__What is needed__: Omit all images. Write out the rest of the material exactly.

— start Raw records —

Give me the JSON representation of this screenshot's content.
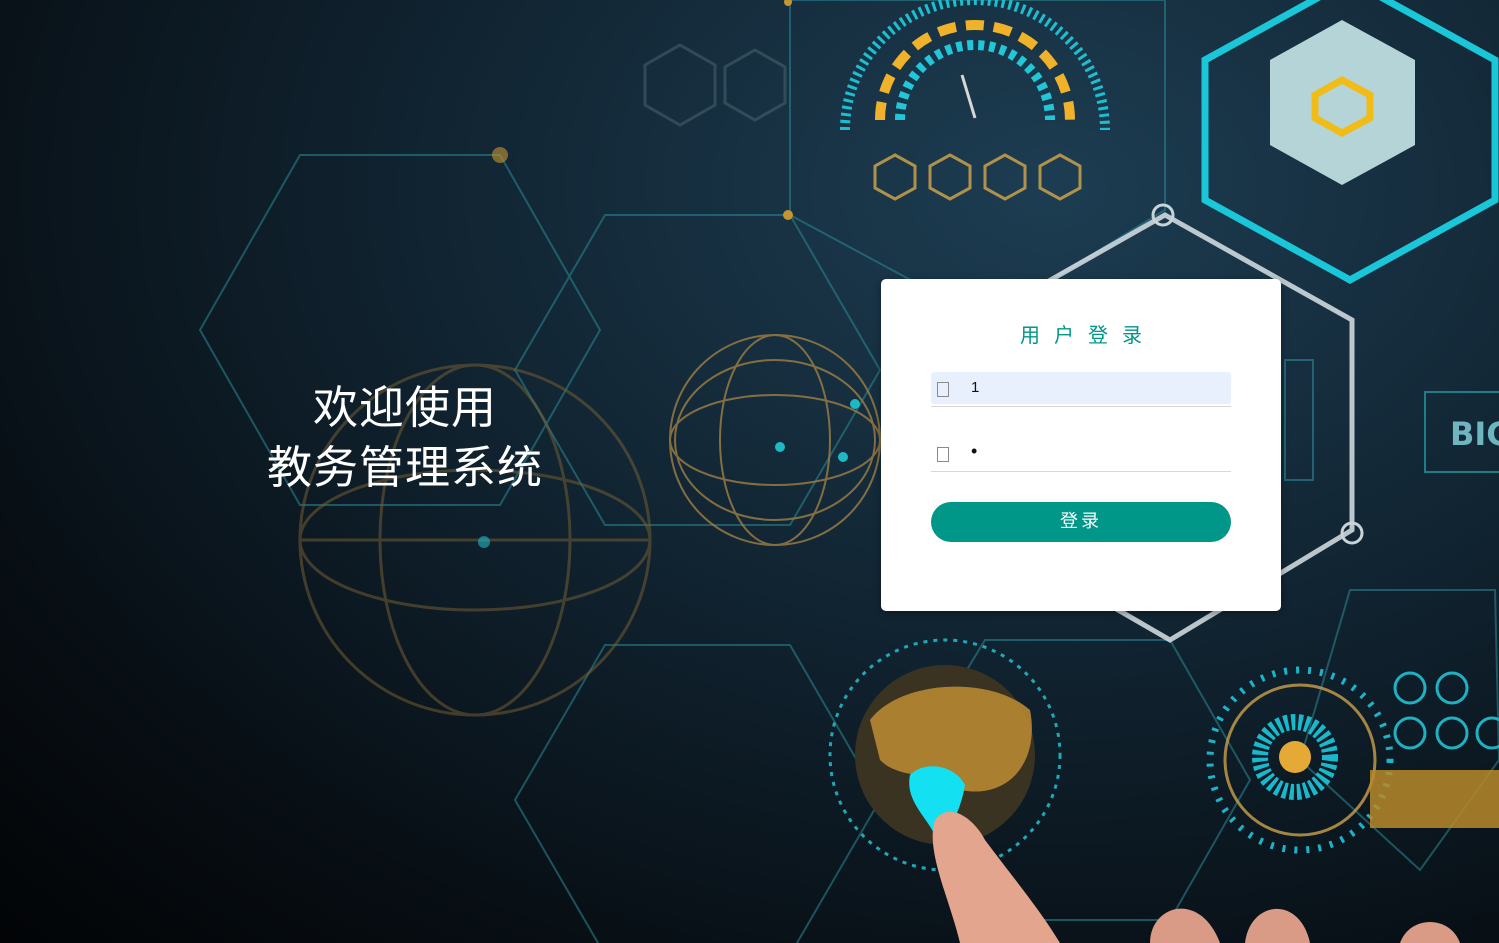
{
  "welcome": {
    "line1": "欢迎使用",
    "line2": "教务管理系统"
  },
  "login": {
    "title": "用户登录",
    "username": {
      "icon": "user-icon",
      "value": "1"
    },
    "password": {
      "icon": "lock-icon",
      "value": "•"
    },
    "button_label": "登录"
  },
  "background": {
    "text": "BIG"
  },
  "colors": {
    "accent": "#009688",
    "autofill": "#e8f0fe",
    "card": "#ffffff"
  }
}
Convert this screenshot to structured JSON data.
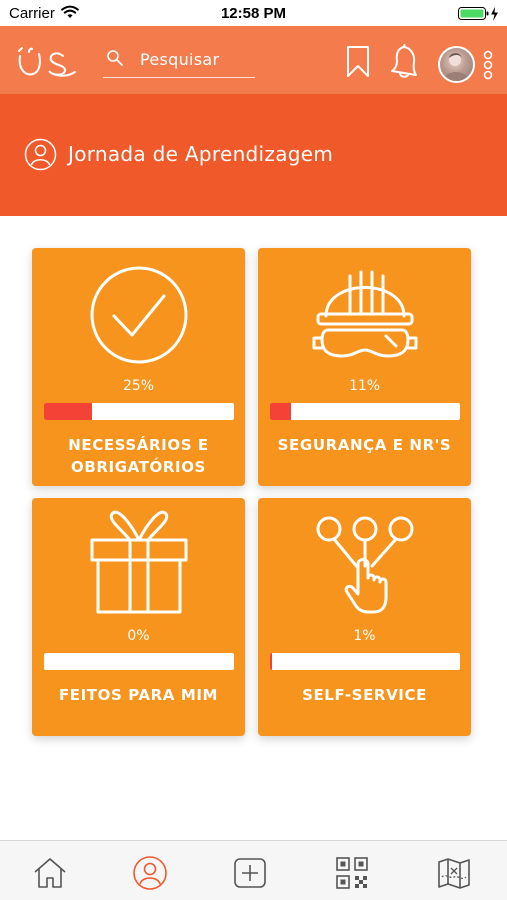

— end Raw records —

__Exercise response__:
Give me the JSON representation of this screenshot's content.
{
  "welcome": {
    "line1": "欢迎使用",
    "line2": "教务管理系统"
  },
  "login": {
    "title": "用户登录",
    "username": {
      "icon": "user-icon",
      "value": "1"
    },
    "password": {
      "icon": "lock-icon",
      "value": "•"
    },
    "button_label": "登录"
  },
  "background": {
    "text": "BIG"
  },
  "colors": {
    "accent": "#009688",
    "autofill": "#e8f0fe",
    "card": "#ffffff"
  }
}
Convert this screenshot to structured JSON data.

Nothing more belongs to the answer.